REQUIRED TASK: Your task is to repeat all of the data exactly while excluding the pictures.

DATA:
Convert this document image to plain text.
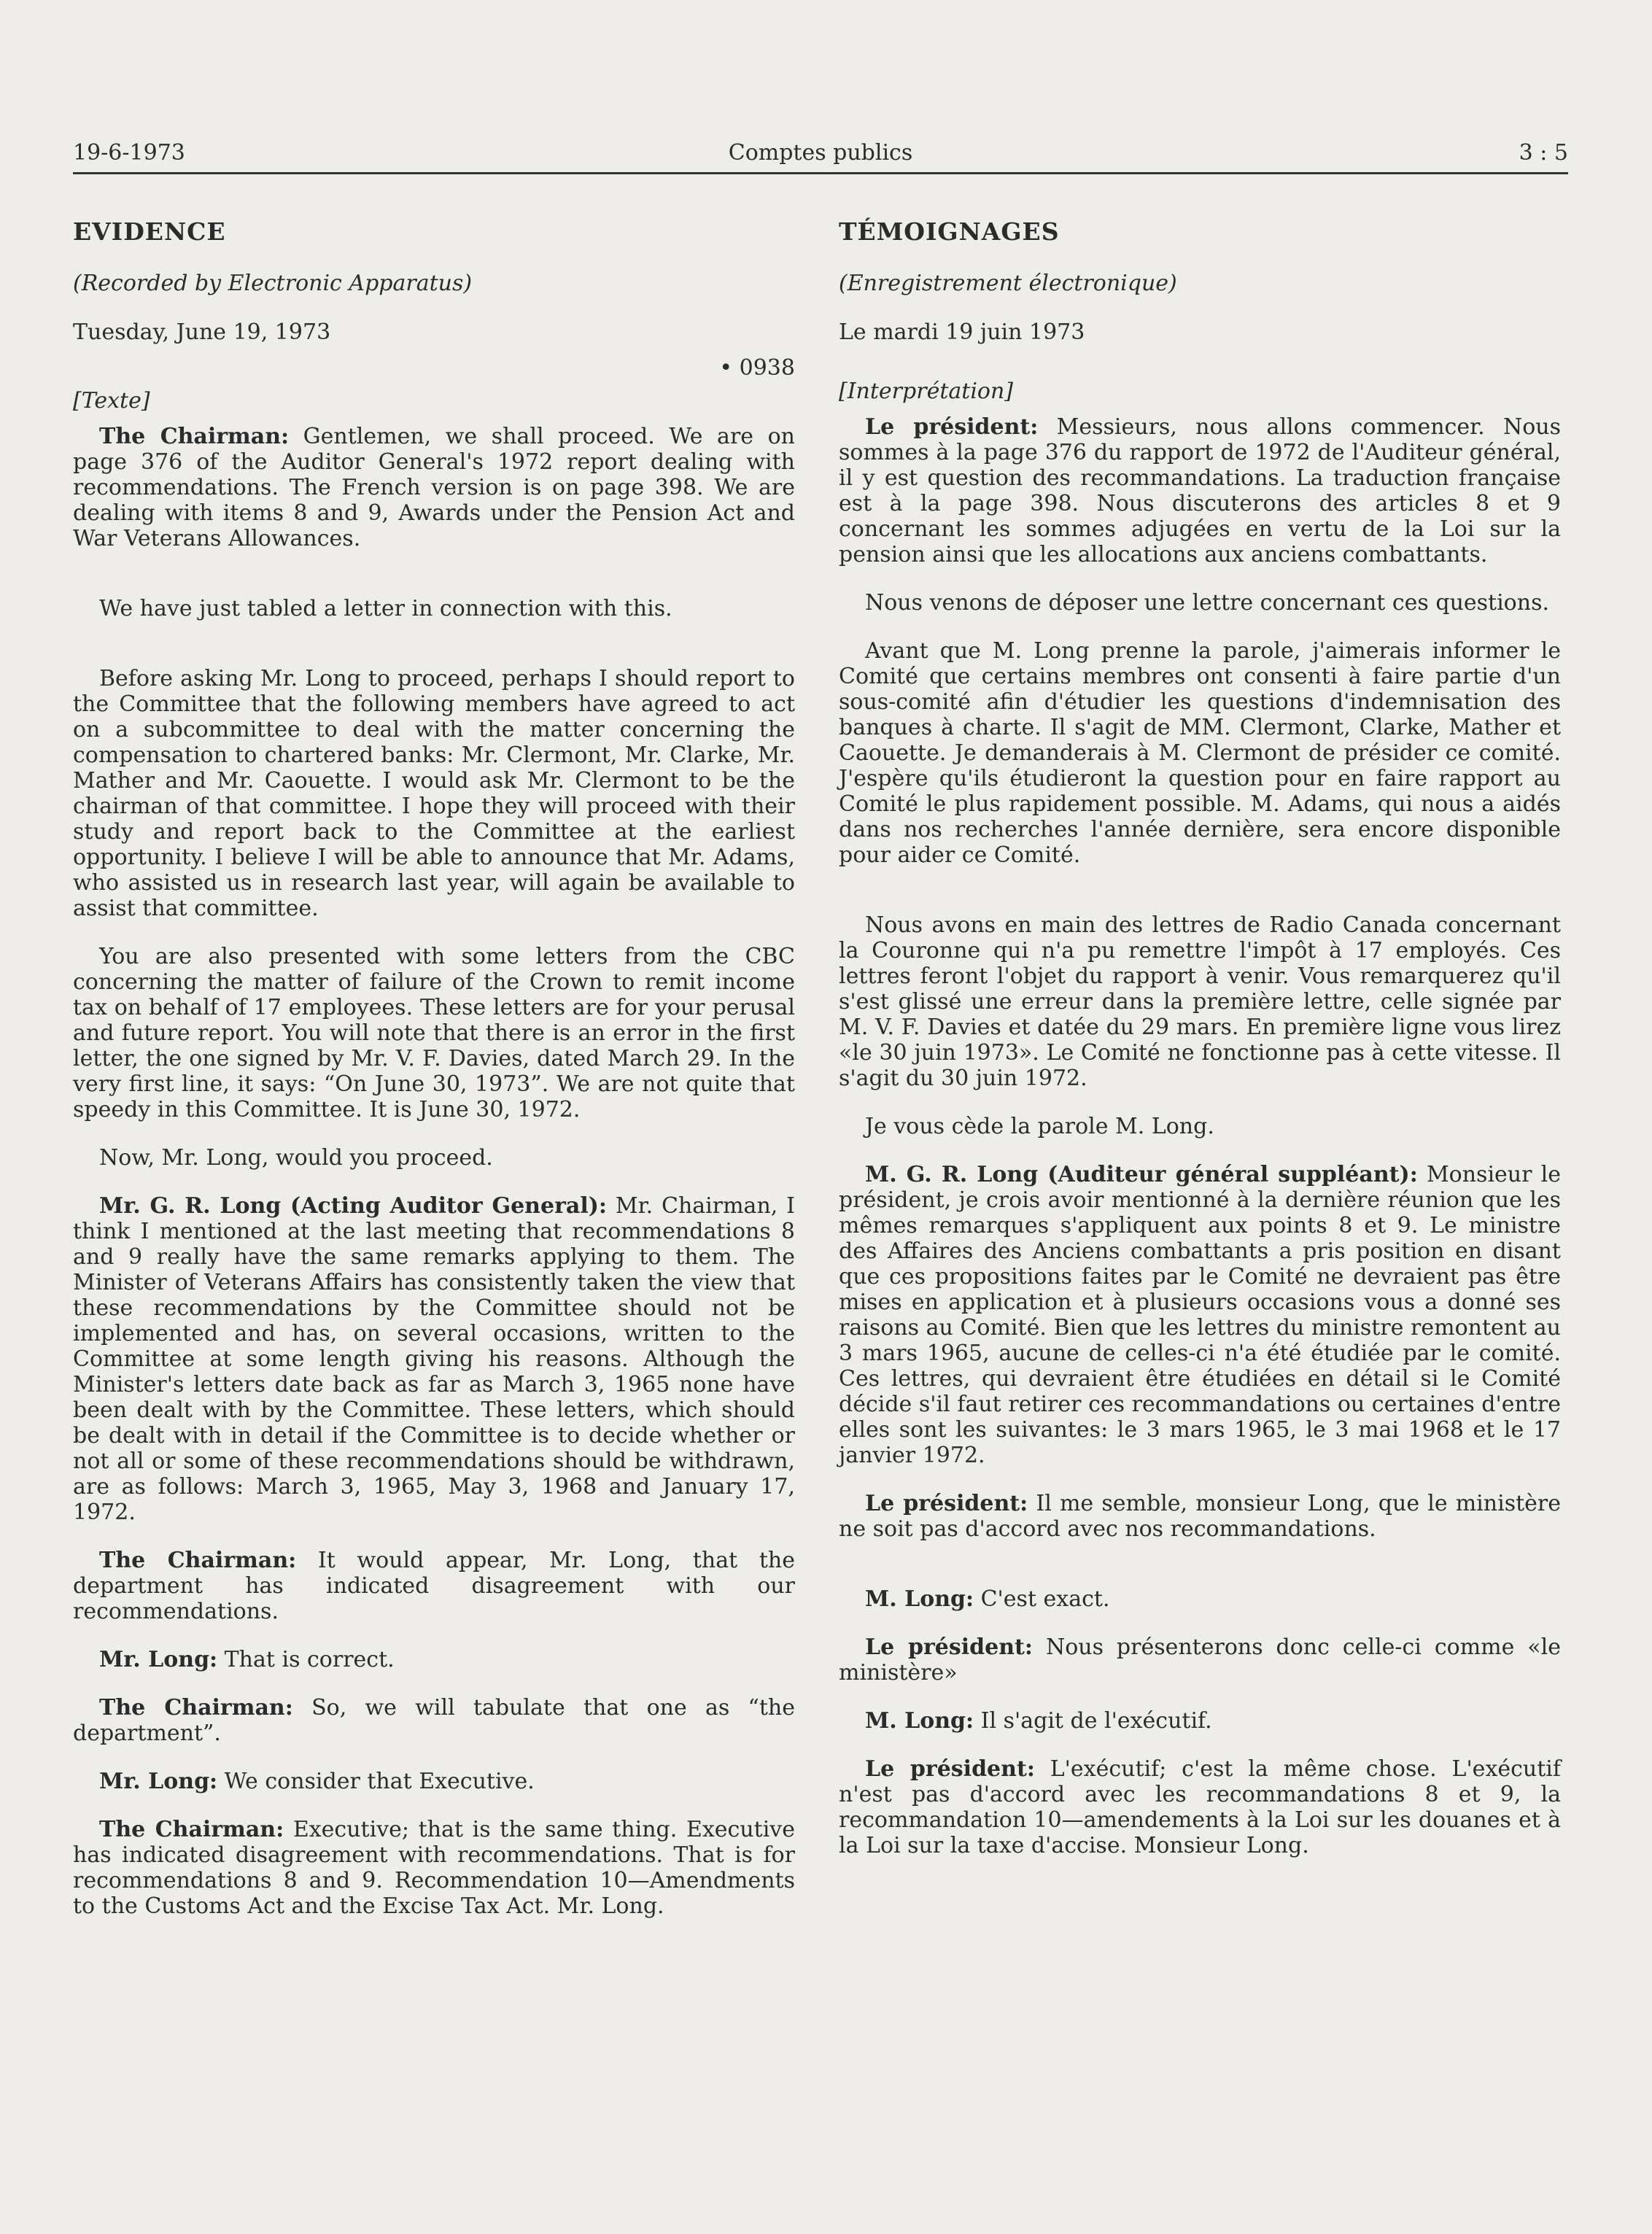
19-6-1973	Comptes publics	3 : 5
EVIDENCE
(Recorded by Electronic Apparatus)
Tuesday, June 19, 1973
• 0938
[Texte]

The Chairman: Gentlemen, we shall proceed. We are on page 376 of the Auditor General's 1972 report dealing with recommendations. The French version is on page 398. We are dealing with items 8 and 9, Awards under the Pension Act and War Veterans Allowances.

We have just tabled a letter in connection with this.

Before asking Mr. Long to proceed, perhaps I should report to the Committee that the following members have agreed to act on a subcommittee to deal with the matter concerning the compensation to chartered banks: Mr. Clermont, Mr. Clarke, Mr. Mather and Mr. Caouette. I would ask Mr. Clermont to be the chairman of that committee. I hope they will proceed with their study and report back to the Committee at the earliest opportunity. I believe I will be able to announce that Mr. Adams, who assisted us in research last year, will again be available to assist that committee.

You are also presented with some letters from the CBC concerning the matter of failure of the Crown to remit income tax on behalf of 17 employees. These letters are for your perusal and future report. You will note that there is an error in the first letter, the one signed by Mr. V. F. Davies, dated March 29. In the very first line, it says: “On June 30, 1973”. We are not quite that speedy in this Committee. It is June 30, 1972.

Now, Mr. Long, would you proceed.

Mr. G. R. Long (Acting Auditor General): Mr. Chairman, I think I mentioned at the last meeting that recommendations 8 and 9 really have the same remarks applying to them. The Minister of Veterans Affairs has consistently taken the view that these recommendations by the Committee should not be implemented and has, on several occasions, written to the Committee at some length giving his reasons. Although the Minister's letters date back as far as March 3, 1965 none have been dealt with by the Committee. These letters, which should be dealt with in detail if the Committee is to decide whether or not all or some of these recommendations should be withdrawn, are as follows: March 3, 1965, May 3, 1968 and January 17, 1972.

The Chairman: It would appear, Mr. Long, that the department has indicated disagreement with our recommendations.

Mr. Long: That is correct.

The Chairman: So, we will tabulate that one as “the department”.

Mr. Long: We consider that Executive.

The Chairman: Executive; that is the same thing. Executive has indicated disagreement with recommendations. That is for recommendations 8 and 9. Recommendation 10—Amendments to the Customs Act and the Excise Tax Act. Mr. Long.

TÉMOIGNAGES
(Enregistrement électronique)
Le mardi 19 juin 1973
[Interprétation]

Le président: Messieurs, nous allons commencer. Nous sommes à la page 376 du rapport de 1972 de l'Auditeur général, il y est question des recommandations. La traduction française est à la page 398. Nous discuterons des articles 8 et 9 concernant les sommes adjugées en vertu de la Loi sur la pension ainsi que les allocations aux anciens combattants.

Nous venons de déposer une lettre concernant ces questions.

Avant que M. Long prenne la parole, j'aimerais informer le Comité que certains membres ont consenti à faire partie d'un sous-comité afin d'étudier les questions d'indemnisation des banques à charte. Il s'agit de MM. Clermont, Clarke, Mather et Caouette. Je demanderais à M. Clermont de présider ce comité. J'espère qu'ils étudieront la question pour en faire rapport au Comité le plus rapidement possible. M. Adams, qui nous a aidés dans nos recherches l'année dernière, sera encore disponible pour aider ce Comité.

Nous avons en main des lettres de Radio Canada concernant la Couronne qui n'a pu remettre l'impôt à 17 employés. Ces lettres feront l'objet du rapport à venir. Vous remarquerez qu'il s'est glissé une erreur dans la première lettre, celle signée par M. V. F. Davies et datée du 29 mars. En première ligne vous lirez «le 30 juin 1973». Le Comité ne fonctionne pas à cette vitesse. Il s'agit du 30 juin 1972.

Je vous cède la parole M. Long.

M. G. R. Long (Auditeur général suppléant): Monsieur le président, je crois avoir mentionné à la dernière réunion que les mêmes remarques s'appliquent aux points 8 et 9. Le ministre des Affaires des Anciens combattants a pris position en disant que ces propositions faites par le Comité ne devraient pas être mises en application et à plusieurs occasions vous a donné ses raisons au Comité. Bien que les lettres du ministre remontent au 3 mars 1965, aucune de celles-ci n'a été étudiée par le comité. Ces lettres, qui devraient être étudiées en détail si le Comité décide s'il faut retirer ces recommandations ou certaines d'entre elles sont les suivantes: le 3 mars 1965, le 3 mai 1968 et le 17 janvier 1972.

Le président: Il me semble, monsieur Long, que le ministère ne soit pas d'accord avec nos recommandations.

M. Long: C'est exact.

Le président: Nous présenterons donc celle-ci comme «le ministère»

M. Long: Il s'agit de l'exécutif.

Le président: L'exécutif; c'est la même chose. L'exécutif n'est pas d'accord avec les recommandations 8 et 9, la recommandation 10—amendements à la Loi sur les douanes et à la Loi sur la taxe d'accise. Monsieur Long.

SOLUTION FOR THIS PROBLEM:
Convert this document image to plain text.
19-6-1973	Comptes publics	3 : 5
EVIDENCE
(Recorded by Electronic Apparatus)
Tuesday, June 19, 1973
• 0938
[Texte]

The Chairman: Gentlemen, we shall proceed. We are on page 376 of the Auditor General's 1972 report dealing with recommendations. The French version is on page 398. We are dealing with items 8 and 9, Awards under the Pension Act and War Veterans Allowances.

We have just tabled a letter in connection with this.

Before asking Mr. Long to proceed, perhaps I should report to the Committee that the following members have agreed to act on a subcommittee to deal with the matter concerning the compensation to chartered banks: Mr. Clermont, Mr. Clarke, Mr. Mather and Mr. Caouette. I would ask Mr. Clermont to be the chairman of that committee. I hope they will proceed with their study and report back to the Committee at the earliest opportunity. I believe I will be able to announce that Mr. Adams, who assisted us in research last year, will again be available to assist that committee.

You are also presented with some letters from the CBC concerning the matter of failure of the Crown to remit income tax on behalf of 17 employees. These letters are for your perusal and future report. You will note that there is an error in the first letter, the one signed by Mr. V. F. Davies, dated March 29. In the very first line, it says: “On June 30, 1973”. We are not quite that speedy in this Committee. It is June 30, 1972.

Now, Mr. Long, would you proceed.

Mr. G. R. Long (Acting Auditor General): Mr. Chairman, I think I mentioned at the last meeting that recommendations 8 and 9 really have the same remarks applying to them. The Minister of Veterans Affairs has consistently taken the view that these recommendations by the Committee should not be implemented and has, on several occasions, written to the Committee at some length giving his reasons. Although the Minister's letters date back as far as March 3, 1965 none have been dealt with by the Committee. These letters, which should be dealt with in detail if the Committee is to decide whether or not all or some of these recommendations should be withdrawn, are as follows: March 3, 1965, May 3, 1968 and January 17, 1972.

The Chairman: It would appear, Mr. Long, that the department has indicated disagreement with our recommendations.

Mr. Long: That is correct.

The Chairman: So, we will tabulate that one as “the department”.

Mr. Long: We consider that Executive.

The Chairman: Executive; that is the same thing. Executive has indicated disagreement with recommendations. That is for recommendations 8 and 9. Recommendation 10—Amendments to the Customs Act and the Excise Tax Act. Mr. Long.

TÉMOIGNAGES
(Enregistrement électronique)
Le mardi 19 juin 1973
[Interprétation]

Le président: Messieurs, nous allons commencer. Nous sommes à la page 376 du rapport de 1972 de l'Auditeur général, il y est question des recommandations. La traduction française est à la page 398. Nous discuterons des articles 8 et 9 concernant les sommes adjugées en vertu de la Loi sur la pension ainsi que les allocations aux anciens combattants.

Nous venons de déposer une lettre concernant ces questions.

Avant que M. Long prenne la parole, j'aimerais informer le Comité que certains membres ont consenti à faire partie d'un sous-comité afin d'étudier les questions d'indemnisation des banques à charte. Il s'agit de MM. Clermont, Clarke, Mather et Caouette. Je demanderais à M. Clermont de présider ce comité. J'espère qu'ils étudieront la question pour en faire rapport au Comité le plus rapidement possible. M. Adams, qui nous a aidés dans nos recherches l'année dernière, sera encore disponible pour aider ce Comité.

Nous avons en main des lettres de Radio Canada concernant la Couronne qui n'a pu remettre l'impôt à 17 employés. Ces lettres feront l'objet du rapport à venir. Vous remarquerez qu'il s'est glissé une erreur dans la première lettre, celle signée par M. V. F. Davies et datée du 29 mars. En première ligne vous lirez «le 30 juin 1973». Le Comité ne fonctionne pas à cette vitesse. Il s'agit du 30 juin 1972.

Je vous cède la parole M. Long.

M. G. R. Long (Auditeur général suppléant): Monsieur le président, je crois avoir mentionné à la dernière réunion que les mêmes remarques s'appliquent aux points 8 et 9. Le ministre des Affaires des Anciens combattants a pris position en disant que ces propositions faites par le Comité ne devraient pas être mises en application et à plusieurs occasions vous a donné ses raisons au Comité. Bien que les lettres du ministre remontent au 3 mars 1965, aucune de celles-ci n'a été étudiée par le comité. Ces lettres, qui devraient être étudiées en détail si le Comité décide s'il faut retirer ces recommandations ou certaines d'entre elles sont les suivantes: le 3 mars 1965, le 3 mai 1968 et le 17 janvier 1972.

Le président: Il me semble, monsieur Long, que le ministère ne soit pas d'accord avec nos recommandations.

M. Long: C'est exact.

Le président: Nous présenterons donc celle-ci comme «le ministère»

M. Long: Il s'agit de l'exécutif.

Le président: L'exécutif; c'est la même chose. L'exécutif n'est pas d'accord avec les recommandations 8 et 9, la recommandation 10—amendements à la Loi sur les douanes et à la Loi sur la taxe d'accise. Monsieur Long.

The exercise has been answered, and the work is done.